Just Say No to New Music

I’m a big believer that the best music ever made is the music being made right now. To believe otherwise is to accept that it’s not worth looking for new music, and I can’t psychologically ken to the fact that popular music’s best days are behind it.

Because of that, I generally hate it when people make statements about “The best music ever was from the ’60s” or “It’s all been downhill since the ’70s” or other such reactionary claims, since I really do believe that there are just as many musical geniuses plying their trades now as there were then, and I view claims to the contrary as nothing more than admissions that the claimant’s musical tastes have ossified, typically around the tunes that defined their teen years.

That said, I am completely loving Dave Thompson’s excellent book I Hate New Music, in which the irascible rock writer opines that things really are much worse, musically, than they were during the classic rock era bookmarked by Steppenwolf’s “Born to Be Wild” and Thin Lizzy’s “The Boys Are Back in Town.” It’s an absurd position, but Thompson defends it with such gusto and energy, and with such blindingly snappy writing, that it’s hard not to get sucked into his staunchly anti-modernist worldview.

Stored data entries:
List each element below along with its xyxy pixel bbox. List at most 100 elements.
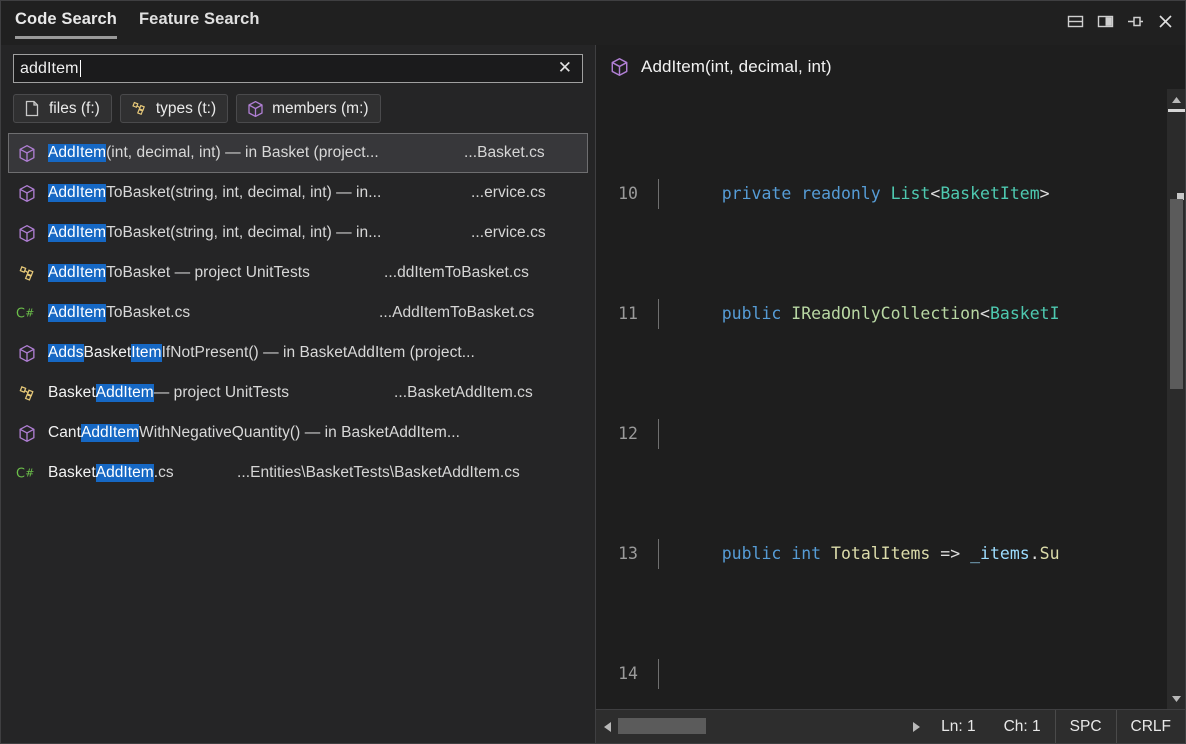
file-icon — [23, 100, 41, 118]
result-path: ...BasketAddItem.cs — [394, 384, 533, 402]
status-column-number: Ch: 1 — [990, 710, 1055, 743]
result-row[interactable]: AddItem(int, decimal, int) — in Basket (… — [8, 133, 588, 173]
result-label: AddItemToBasket(string, int, decimal, in… — [48, 224, 381, 242]
horizontal-scrollbar-thumb[interactable] — [618, 718, 706, 734]
tab-code-search[interactable]: Code Search — [15, 10, 117, 39]
class-icon — [16, 262, 38, 284]
vertical-scrollbar[interactable] — [1167, 89, 1185, 709]
result-prefix: Basket — [48, 384, 96, 402]
code-text: public IReadOnlyCollection<BasketI — [682, 299, 1168, 329]
code-preview-pane: AddItem(int, decimal, int) 10 private re… — [595, 45, 1185, 743]
search-input-value: addItem — [20, 61, 79, 77]
code-text: private readonly List<BasketItem> — [682, 179, 1168, 209]
result-row[interactable]: CantAddItemWithNegativeQuantity() — in B… — [8, 413, 588, 453]
code-gutter — [644, 419, 682, 449]
filter-chip-row: files (f:) — [1, 83, 595, 133]
result-label: BasketAddItem — project UnitTests — [48, 384, 289, 402]
result-row[interactable]: BasketAddItem — project UnitTests ...Bas… — [8, 373, 588, 413]
status-indent-mode[interactable]: SPC — [1055, 710, 1116, 743]
results-list: AddItem(int, decimal, int) — in Basket (… — [1, 133, 595, 743]
result-label: AddItemToBasket(string, int, decimal, in… — [48, 184, 381, 202]
tab-feature-search[interactable]: Feature Search — [139, 10, 260, 39]
code-line: 13 public int TotalItems => _items.Su — [596, 539, 1168, 569]
result-match: Adds — [48, 344, 84, 362]
code-editor[interactable]: 10 private readonly List<BasketItem> 11 … — [596, 89, 1185, 709]
scrollbar-thumb[interactable] — [1170, 199, 1183, 389]
code-line: 14 — [596, 659, 1168, 689]
search-row: addItem ✕ — [1, 45, 595, 83]
filter-chip-members-label: members (m:) — [272, 100, 368, 118]
code-line: 10 private readonly List<BasketItem> — [596, 179, 1168, 209]
code-search-window: Code Search Feature Search — [0, 0, 1186, 744]
result-match: AddItem — [48, 304, 106, 322]
result-detail: ToBasket(string, int, decimal, int) — in… — [106, 184, 381, 202]
result-label: BasketAddItem.cs — [48, 464, 174, 482]
result-match: AddItem — [48, 224, 106, 242]
result-match: AddItem — [48, 264, 106, 282]
code-gutter — [644, 659, 682, 689]
result-row[interactable]: AddItemToBasket(string, int, decimal, in… — [8, 213, 588, 253]
csharp-icon: C # — [16, 302, 38, 324]
filter-chip-files-label: files (f:) — [49, 100, 100, 118]
result-row[interactable]: AddItemToBasket(string, int, decimal, in… — [8, 173, 588, 213]
result-path: ...ddItemToBasket.cs — [384, 264, 529, 282]
result-prefix: Cant — [48, 424, 81, 442]
split-vertical-icon[interactable] — [1096, 12, 1115, 31]
result-row[interactable]: C # AddItemToBasket.cs ...AddItemToBaske… — [8, 293, 588, 333]
cube-icon — [16, 142, 38, 164]
code-line: 12 — [596, 419, 1168, 449]
class-icon — [16, 382, 38, 404]
result-match: AddItem — [48, 184, 106, 202]
class-icon — [130, 100, 148, 118]
result-label: AddItem(int, decimal, int) — in Basket (… — [48, 144, 379, 162]
filter-chip-members[interactable]: members (m:) — [236, 94, 380, 123]
status-line-number: Ln: 1 — [927, 710, 989, 743]
code-line: 11 public IReadOnlyCollection<BasketI — [596, 299, 1168, 329]
result-row[interactable]: C # BasketAddItem.cs ...Entities\BasketT… — [8, 453, 588, 493]
window-controls — [1066, 12, 1175, 31]
result-detail: — project UnitTests — [154, 384, 289, 402]
result-detail: (int, decimal, int) — in Basket (project… — [106, 144, 379, 162]
svg-text:#: # — [25, 467, 34, 480]
split-horizontal-icon[interactable] — [1066, 12, 1085, 31]
cube-icon — [16, 342, 38, 364]
scroll-up-icon[interactable] — [1168, 91, 1185, 108]
window-body: addItem ✕ files (f:) — [1, 45, 1185, 743]
result-detail: WithNegativeQuantity() — in BasketAddIte… — [139, 424, 460, 442]
result-match-2: Item — [131, 344, 161, 362]
title-bar: Code Search Feature Search — [1, 1, 1185, 45]
result-prefix: Basket — [48, 464, 96, 482]
code-gutter — [644, 179, 682, 209]
scroll-down-icon[interactable] — [1168, 690, 1185, 707]
result-detail: ToBasket(string, int, decimal, int) — in… — [106, 224, 381, 242]
scroll-right-icon[interactable] — [905, 721, 927, 733]
cube-icon — [16, 182, 38, 204]
close-icon[interactable] — [1156, 12, 1175, 31]
svg-text:C: C — [16, 307, 25, 322]
result-row[interactable]: AddsBasketItemIfNotPresent() — in Basket… — [8, 333, 588, 373]
code-gutter — [644, 299, 682, 329]
result-label: AddsBasketItemIfNotPresent() — in Basket… — [48, 344, 475, 362]
cube-icon — [608, 56, 630, 78]
scroll-left-icon[interactable] — [596, 721, 618, 733]
filter-chip-files[interactable]: files (f:) — [13, 94, 112, 123]
result-match: AddItem — [48, 144, 106, 162]
filter-chip-types[interactable]: types (t:) — [120, 94, 228, 123]
line-number: 14 — [596, 659, 644, 689]
filter-chip-types-label: types (t:) — [156, 100, 216, 118]
status-line-ending[interactable]: CRLF — [1116, 710, 1185, 743]
result-mid: Basket — [84, 344, 132, 362]
horizontal-scrollbar[interactable] — [596, 710, 927, 743]
result-match: AddItem — [96, 384, 154, 402]
clear-search-button[interactable]: ✕ — [556, 60, 574, 77]
result-path: ...Basket.cs — [464, 144, 545, 162]
result-row[interactable]: AddItemToBasket — project UnitTests ...d… — [8, 253, 588, 293]
code-gutter — [644, 539, 682, 569]
result-detail: ToBasket.cs — [106, 304, 190, 322]
csharp-icon: C # — [16, 462, 38, 484]
cube-icon — [16, 422, 38, 444]
pin-icon[interactable] — [1126, 12, 1145, 31]
search-input[interactable]: addItem ✕ — [13, 54, 583, 83]
result-label: AddItemToBasket.cs — [48, 304, 190, 322]
horizontal-scroll-track[interactable] — [618, 710, 905, 743]
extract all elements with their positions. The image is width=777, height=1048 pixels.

Your tasks:
A) In one to three sentences, explain why, according to the post about new music, it is hard not to get drawn into Thompson's anti-modernist worldview.
B) Reproduce the post about new music word for word from "Just Say No" to "their teen years.".
The rows have no role in what is asked here.

Set of answers:
A) Thompson defends his position with great gusto and energy, and with blindingly snappy writing. That makes it hard to resist his view, even though the writer considers the position absurd.

B)
Just Say No to New Music

I’m a big believer that the best music ever made is the music being made right now. To believe otherwise is to accept that it’s not worth looking for new music, and I can’t psychologically ken to the fact that popular music’s best days are behind it.

Because of that, I generally hate it when people make statements about “The best music ever was from the ’60s” or “It’s all been downhill since the ’70s” or other such reactionary claims, since I really do believe that there are just as many musical geniuses plying their trades now as there were then, and I view claims to the contrary as nothing more than admissions that the claimant’s musical tastes have ossified, typically around the tunes that defined their teen years.